__WHAT YOU SHOULD DO__.
Every line holding the string "current" should be gathered.

(Stored entries)
|---|
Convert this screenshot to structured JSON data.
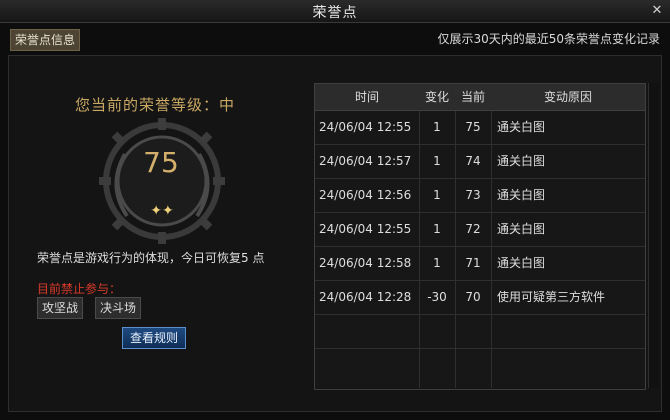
{
  "window": {
    "title": "荣誉点"
  },
  "tab": {
    "label": "荣誉点信息"
  },
  "header_note": "仅展示30天内的最近50条荣誉点变化记录",
  "left": {
    "grade_text": "您当前的荣誉等级：中",
    "score": "75",
    "stars": "✦✦",
    "description": "荣誉点是游戏行为的体现，今日可恢复5 点",
    "banned_label": "目前禁止参与：",
    "modes": [
      "攻坚战",
      "决斗场"
    ],
    "rules_button": "查看规则"
  },
  "table": {
    "headers": [
      "时间",
      "变化",
      "当前",
      "变动原因"
    ],
    "rows": [
      {
        "time": "24/06/04 12:55",
        "change": "1",
        "current": "75",
        "reason": "通关白图"
      },
      {
        "time": "24/06/04 12:57",
        "change": "1",
        "current": "74",
        "reason": "通关白图"
      },
      {
        "time": "24/06/04 12:56",
        "change": "1",
        "current": "73",
        "reason": "通关白图"
      },
      {
        "time": "24/06/04 12:55",
        "change": "1",
        "current": "72",
        "reason": "通关白图"
      },
      {
        "time": "24/06/04 12:58",
        "change": "1",
        "current": "71",
        "reason": "通关白图"
      },
      {
        "time": "24/06/04 12:28",
        "change": "-30",
        "current": "70",
        "reason": "使用可疑第三方软件"
      }
    ]
  }
}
|---|
__RESULT FOR THIS TASK__.
        "current": "75",
        "current": "74",
        "current": "73",
        "current": "72",
        "current": "71",
        "current": "70",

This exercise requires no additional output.